-- Begin --

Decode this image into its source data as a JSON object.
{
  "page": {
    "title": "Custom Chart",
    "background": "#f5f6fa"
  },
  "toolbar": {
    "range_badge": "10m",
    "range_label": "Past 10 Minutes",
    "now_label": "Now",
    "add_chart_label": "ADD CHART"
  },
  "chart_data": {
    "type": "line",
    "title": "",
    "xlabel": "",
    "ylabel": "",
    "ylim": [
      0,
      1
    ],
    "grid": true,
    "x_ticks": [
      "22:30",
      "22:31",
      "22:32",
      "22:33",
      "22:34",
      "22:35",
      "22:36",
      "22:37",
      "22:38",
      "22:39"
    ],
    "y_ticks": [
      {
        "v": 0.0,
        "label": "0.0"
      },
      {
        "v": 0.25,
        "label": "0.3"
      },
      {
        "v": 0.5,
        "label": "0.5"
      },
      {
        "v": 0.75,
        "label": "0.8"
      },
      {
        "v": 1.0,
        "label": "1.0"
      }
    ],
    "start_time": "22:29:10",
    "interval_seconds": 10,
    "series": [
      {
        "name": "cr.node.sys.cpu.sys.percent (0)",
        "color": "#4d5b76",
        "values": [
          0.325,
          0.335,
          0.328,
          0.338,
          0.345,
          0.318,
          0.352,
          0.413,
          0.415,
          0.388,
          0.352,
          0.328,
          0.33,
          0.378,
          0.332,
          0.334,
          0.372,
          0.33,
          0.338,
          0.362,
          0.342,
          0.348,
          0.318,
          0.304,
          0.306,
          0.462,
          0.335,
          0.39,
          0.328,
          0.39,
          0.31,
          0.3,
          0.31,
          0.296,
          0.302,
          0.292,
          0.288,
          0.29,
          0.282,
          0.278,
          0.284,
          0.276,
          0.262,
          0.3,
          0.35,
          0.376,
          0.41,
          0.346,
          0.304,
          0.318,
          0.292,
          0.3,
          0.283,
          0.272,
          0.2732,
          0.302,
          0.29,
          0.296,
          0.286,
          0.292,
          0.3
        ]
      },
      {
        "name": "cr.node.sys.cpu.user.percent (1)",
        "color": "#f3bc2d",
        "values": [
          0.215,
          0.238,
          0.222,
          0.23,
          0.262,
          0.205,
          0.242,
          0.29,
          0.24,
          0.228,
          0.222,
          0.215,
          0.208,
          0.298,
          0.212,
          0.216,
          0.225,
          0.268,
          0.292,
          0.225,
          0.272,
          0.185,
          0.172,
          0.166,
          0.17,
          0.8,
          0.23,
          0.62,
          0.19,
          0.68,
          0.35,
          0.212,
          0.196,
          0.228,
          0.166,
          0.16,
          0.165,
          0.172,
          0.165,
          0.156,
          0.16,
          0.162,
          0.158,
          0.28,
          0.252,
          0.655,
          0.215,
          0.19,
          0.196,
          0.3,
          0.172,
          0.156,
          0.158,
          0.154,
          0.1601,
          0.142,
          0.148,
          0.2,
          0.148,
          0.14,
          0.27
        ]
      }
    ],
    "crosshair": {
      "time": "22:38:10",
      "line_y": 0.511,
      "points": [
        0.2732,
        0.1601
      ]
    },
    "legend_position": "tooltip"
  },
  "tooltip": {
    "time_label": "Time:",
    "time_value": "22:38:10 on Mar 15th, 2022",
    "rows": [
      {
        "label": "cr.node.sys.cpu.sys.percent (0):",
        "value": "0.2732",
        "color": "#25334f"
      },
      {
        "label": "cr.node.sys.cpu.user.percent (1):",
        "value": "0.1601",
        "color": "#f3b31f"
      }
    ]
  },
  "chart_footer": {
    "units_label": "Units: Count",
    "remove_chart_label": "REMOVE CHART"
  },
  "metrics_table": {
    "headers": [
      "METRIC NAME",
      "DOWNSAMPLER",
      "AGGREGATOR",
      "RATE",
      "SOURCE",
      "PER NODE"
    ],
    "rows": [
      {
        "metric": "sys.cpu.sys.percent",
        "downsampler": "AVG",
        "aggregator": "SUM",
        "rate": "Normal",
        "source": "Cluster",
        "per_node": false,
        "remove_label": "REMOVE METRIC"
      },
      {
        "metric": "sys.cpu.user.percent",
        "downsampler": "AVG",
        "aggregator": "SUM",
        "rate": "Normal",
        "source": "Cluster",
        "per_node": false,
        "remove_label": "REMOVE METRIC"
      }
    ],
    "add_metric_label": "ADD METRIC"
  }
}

-- End --

◆ **What to do**:
Repeat each record in full; every line must match exactly.

◆ **Correct answer**:
Decode this image into its source data as a JSON object.
{
  "page": {
    "title": "Custom Chart",
    "background": "#f5f6fa"
  },
  "toolbar": {
    "range_badge": "10m",
    "range_label": "Past 10 Minutes",
    "now_label": "Now",
    "add_chart_label": "ADD CHART"
  },
  "chart_data": {
    "type": "line",
    "title": "",
    "xlabel": "",
    "ylabel": "",
    "ylim": [
      0,
      1
    ],
    "grid": true,
    "x_ticks": [
      "22:30",
      "22:31",
      "22:32",
      "22:33",
      "22:34",
      "22:35",
      "22:36",
      "22:37",
      "22:38",
      "22:39"
    ],
    "y_ticks": [
      {
        "v": 0.0,
        "label": "0.0"
      },
      {
        "v": 0.25,
        "label": "0.3"
      },
      {
        "v": 0.5,
        "label": "0.5"
      },
      {
        "v": 0.75,
        "label": "0.8"
      },
      {
        "v": 1.0,
        "label": "1.0"
      }
    ],
    "start_time": "22:29:10",
    "interval_seconds": 10,
    "series": [
      {
        "name": "cr.node.sys.cpu.sys.percent (0)",
        "color": "#4d5b76",
        "values": [
          0.325,
          0.335,
          0.328,
          0.338,
          0.345,
          0.318,
          0.352,
          0.413,
          0.415,
          0.388,
          0.352,
          0.328,
          0.33,
          0.378,
          0.332,
          0.334,
          0.372,
          0.33,
          0.338,
          0.362,
          0.342,
          0.348,
          0.318,
          0.304,
          0.306,
          0.462,
          0.335,
          0.39,
          0.328,
          0.39,
          0.31,
          0.3,
          0.31,
          0.296,
          0.302,
          0.292,
          0.288,
          0.29,
          0.282,
          0.278,
          0.284,
          0.276,
          0.262,
          0.3,
          0.35,
          0.376,
          0.41,
          0.346,
          0.304,
          0.318,
          0.292,
          0.3,
          0.283,
          0.272,
          0.2732,
          0.302,
          0.29,
          0.296,
          0.286,
          0.292,
          0.3
        ]
      },
      {
        "name": "cr.node.sys.cpu.user.percent (1)",
        "color": "#f3bc2d",
        "values": [
          0.215,
          0.238,
          0.222,
          0.23,
          0.262,
          0.205,
          0.242,
          0.29,
          0.24,
          0.228,
          0.222,
          0.215,
          0.208,
          0.298,
          0.212,
          0.216,
          0.225,
          0.268,
          0.292,
          0.225,
          0.272,
          0.185,
          0.172,
          0.166,
          0.17,
          0.8,
          0.23,
          0.62,
          0.19,
          0.68,
          0.35,
          0.212,
          0.196,
          0.228,
          0.166,
          0.16,
          0.165,
          0.172,
          0.165,
          0.156,
          0.16,
          0.162,
          0.158,
          0.28,
          0.252,
          0.655,
          0.215,
          0.19,
          0.196,
          0.3,
          0.172,
          0.156,
          0.158,
          0.154,
          0.1601,
          0.142,
          0.148,
          0.2,
          0.148,
          0.14,
          0.27
        ]
      }
    ],
    "crosshair": {
      "time": "22:38:10",
      "line_y": 0.511,
      "points": [
        0.2732,
        0.1601
      ]
    },
    "legend_position": "tooltip"
  },
  "tooltip": {
    "time_label": "Time:",
    "time_value": "22:38:10 on Mar 15th, 2022",
    "rows": [
      {
        "label": "cr.node.sys.cpu.sys.percent (0):",
        "value": "0.2732",
        "color": "#25334f"
      },
      {
        "label": "cr.node.sys.cpu.user.percent (1):",
        "value": "0.1601",
        "color": "#f3b31f"
      }
    ]
  },
  "chart_footer": {
    "units_label": "Units: Count",
    "remove_chart_label": "REMOVE CHART"
  },
  "metrics_table": {
    "headers": [
      "METRIC NAME",
      "DOWNSAMPLER",
      "AGGREGATOR",
      "RATE",
      "SOURCE",
      "PER NODE"
    ],
    "rows": [
      {
        "metric": "sys.cpu.sys.percent",
        "downsampler": "AVG",
        "aggregator": "SUM",
        "rate": "Normal",
        "source": "Cluster",
        "per_node": false,
        "remove_label": "REMOVE METRIC"
      },
      {
        "metric": "sys.cpu.user.percent",
        "downsampler": "AVG",
        "aggregator": "SUM",
        "rate": "Normal",
        "source": "Cluster",
        "per_node": false,
        "remove_label": "REMOVE METRIC"
      }
    ],
    "add_metric_label": "ADD METRIC"
  }
}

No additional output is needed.